Stated problem 1:
Reproduce the passage from the article on detecting break-ins that begins at the words "Now that I am" and ends after "of the attack.".
Stated problem 2:
According to the article on detecting break-ins, what are all the things the information warriors are doing or may eventually do?
Stated problem 3:
Using the article on detecting break-ins, answer yes or no to each statement and quote the words that decide it. (a) The ISP took weekly backups. (b) The DISA study was published about 5 years ago. (c) The writer knows of at least 3 cases in the last year with a six-month lag between break-in and detection.

START Document extract

Getting back on track for this month's article, I should point out that a six month lag between a break-in and a detection is pretty common in my experience. For example, I know of at least 3 cases in the last year with this characteristic pattern. And the same situation arose in the DISA study published about 5 years ago and cited as the basis for the numbers of attacks on Defense Department sites. In those studies, there was a breakin detected that had been going on for at least 6 months as well. The secret, by the way, to the 6-month duration is that lots of people and organizations only keep backup tapes for 6 months, so any attack that lasted longer would be called 6-months duration.
Now that I am on the backup thing, I figure I should also mention that I recently visited an ISP that claims to emphasize security as one of their benefits, but it turned out that they couldn't reproduce audit information from as little as 2 months ago. It seems that they take monthly backups and could produce the audit trails that happened to be on those systems when the systems were backed up, but for other audit trails - those that were removed on a weekly or daily basis to limit file space consumption, there were no backups. Unless you detected the activity within a few weeks, odds were not very good that any audit trails would be there to track down the source of the attack.
In doing digital forensics - something I do more and more of these days - this sort of lack of information and lack of consistency reflects a real problem. For example, there might be missing exculpatory evidence, or the time frame of interest might not be covered. But in addition to the lack of forensic evidence, there is the notion that it would be nice to know if you are under attack - or at least be able to figure out when the attack started, how long it lasted, and what was involved - once you find out you are under attack.
The information warriors are getting bolder and bolder, to the point where it's hard to explain it away as anything but a shooting war. The bad guys are in your face. They are taking your information. They are taking your money. They are destroying your information. Eventually, they may destroy your ability to do business and destroy your economy.
So what can you do about it? Not very much without some real serious management support and a few key decisions about what has priority in your organization. And that's what we really aren't getting. Getting good decisions on information protection seems like pulling teeth.

END Document extract
START Provided records

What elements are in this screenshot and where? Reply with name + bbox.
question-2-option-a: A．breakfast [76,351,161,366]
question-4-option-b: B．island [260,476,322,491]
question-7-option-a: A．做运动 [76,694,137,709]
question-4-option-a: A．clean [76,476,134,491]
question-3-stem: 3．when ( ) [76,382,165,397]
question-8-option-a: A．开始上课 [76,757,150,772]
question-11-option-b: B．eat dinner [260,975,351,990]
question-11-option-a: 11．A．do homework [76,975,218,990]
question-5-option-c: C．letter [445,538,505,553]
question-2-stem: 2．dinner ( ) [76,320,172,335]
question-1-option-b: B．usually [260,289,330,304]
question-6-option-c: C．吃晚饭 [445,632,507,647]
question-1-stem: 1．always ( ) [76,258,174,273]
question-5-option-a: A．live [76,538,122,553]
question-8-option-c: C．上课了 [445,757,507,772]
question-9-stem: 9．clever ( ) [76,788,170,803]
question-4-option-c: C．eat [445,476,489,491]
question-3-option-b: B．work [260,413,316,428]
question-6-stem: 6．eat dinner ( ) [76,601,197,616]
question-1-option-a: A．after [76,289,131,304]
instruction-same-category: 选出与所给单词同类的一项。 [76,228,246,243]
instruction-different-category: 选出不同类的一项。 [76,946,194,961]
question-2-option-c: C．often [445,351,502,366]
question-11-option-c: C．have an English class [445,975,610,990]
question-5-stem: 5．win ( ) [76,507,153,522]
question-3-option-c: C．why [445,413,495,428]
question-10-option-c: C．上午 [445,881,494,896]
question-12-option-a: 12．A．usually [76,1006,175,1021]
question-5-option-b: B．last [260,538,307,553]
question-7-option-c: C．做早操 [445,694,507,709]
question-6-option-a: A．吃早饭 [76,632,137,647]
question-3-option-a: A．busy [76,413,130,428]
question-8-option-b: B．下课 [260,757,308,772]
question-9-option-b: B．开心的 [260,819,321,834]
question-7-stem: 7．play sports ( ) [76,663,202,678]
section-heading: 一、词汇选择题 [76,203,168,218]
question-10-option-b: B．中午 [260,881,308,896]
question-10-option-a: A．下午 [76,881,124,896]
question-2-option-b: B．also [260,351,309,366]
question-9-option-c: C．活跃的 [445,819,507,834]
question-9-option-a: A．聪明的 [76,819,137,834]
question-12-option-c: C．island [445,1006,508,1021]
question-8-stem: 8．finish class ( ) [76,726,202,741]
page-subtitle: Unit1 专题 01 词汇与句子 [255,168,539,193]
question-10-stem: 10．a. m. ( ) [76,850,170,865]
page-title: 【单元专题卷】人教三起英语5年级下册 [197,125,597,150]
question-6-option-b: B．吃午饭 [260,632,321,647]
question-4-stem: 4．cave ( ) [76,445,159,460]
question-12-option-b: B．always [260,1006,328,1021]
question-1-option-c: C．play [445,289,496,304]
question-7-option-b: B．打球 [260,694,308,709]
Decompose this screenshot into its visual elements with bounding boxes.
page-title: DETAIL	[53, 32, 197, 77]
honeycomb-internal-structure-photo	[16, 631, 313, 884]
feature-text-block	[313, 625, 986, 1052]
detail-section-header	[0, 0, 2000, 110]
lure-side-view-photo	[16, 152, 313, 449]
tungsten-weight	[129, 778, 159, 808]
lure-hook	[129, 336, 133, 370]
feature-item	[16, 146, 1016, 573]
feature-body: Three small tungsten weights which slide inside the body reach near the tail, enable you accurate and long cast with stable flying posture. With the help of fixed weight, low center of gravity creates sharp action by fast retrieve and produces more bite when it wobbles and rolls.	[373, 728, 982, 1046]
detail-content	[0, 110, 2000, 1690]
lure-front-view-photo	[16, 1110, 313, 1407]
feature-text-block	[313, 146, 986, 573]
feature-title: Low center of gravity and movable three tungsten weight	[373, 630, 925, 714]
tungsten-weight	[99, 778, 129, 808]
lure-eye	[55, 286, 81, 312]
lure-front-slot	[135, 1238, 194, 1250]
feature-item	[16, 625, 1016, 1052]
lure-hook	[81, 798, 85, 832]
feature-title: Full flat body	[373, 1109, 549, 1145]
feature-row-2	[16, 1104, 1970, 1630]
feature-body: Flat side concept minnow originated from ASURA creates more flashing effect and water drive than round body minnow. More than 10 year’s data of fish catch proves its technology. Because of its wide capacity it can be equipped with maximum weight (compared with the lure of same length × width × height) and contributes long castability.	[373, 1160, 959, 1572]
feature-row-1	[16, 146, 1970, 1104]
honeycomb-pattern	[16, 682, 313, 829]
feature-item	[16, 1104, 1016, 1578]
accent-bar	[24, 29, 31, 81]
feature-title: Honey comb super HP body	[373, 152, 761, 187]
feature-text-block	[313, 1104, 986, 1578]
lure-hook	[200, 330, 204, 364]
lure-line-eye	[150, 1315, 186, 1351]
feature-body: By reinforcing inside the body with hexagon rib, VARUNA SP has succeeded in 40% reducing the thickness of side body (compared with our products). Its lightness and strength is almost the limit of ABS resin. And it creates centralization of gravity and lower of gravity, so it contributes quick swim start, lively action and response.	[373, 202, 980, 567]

END Provided records

Full solution 1:
Now that I am on the backup thing, I figure I should also mention that I recently visited an ISP that claims to emphasize security as one of their benefits, but it turned out that they couldn't reproduce audit information from as little as 2 months ago. It seems that they take monthly backups and could produce the audit trails that happened to be on those systems when the systems were backed up, but for other audit trails - those that were removed on a weekly or daily basis to limit file space consumption, there were no backups. Unless you detected the activity within a few weeks, odds were not very good that any audit trails would be there to track down the source of the attack.

Full solution 2:
- Taking your information
- Taking your money
- Destroying your information
- Destroying your ability to do business
- Destroying your economy

Full solution 3:
(a) No: "they take monthly backups"
(b) Yes: "the DISA study published about 5 years ago"
(c) Yes: "I know of at least 3 cases in the last year with this characteristic pattern"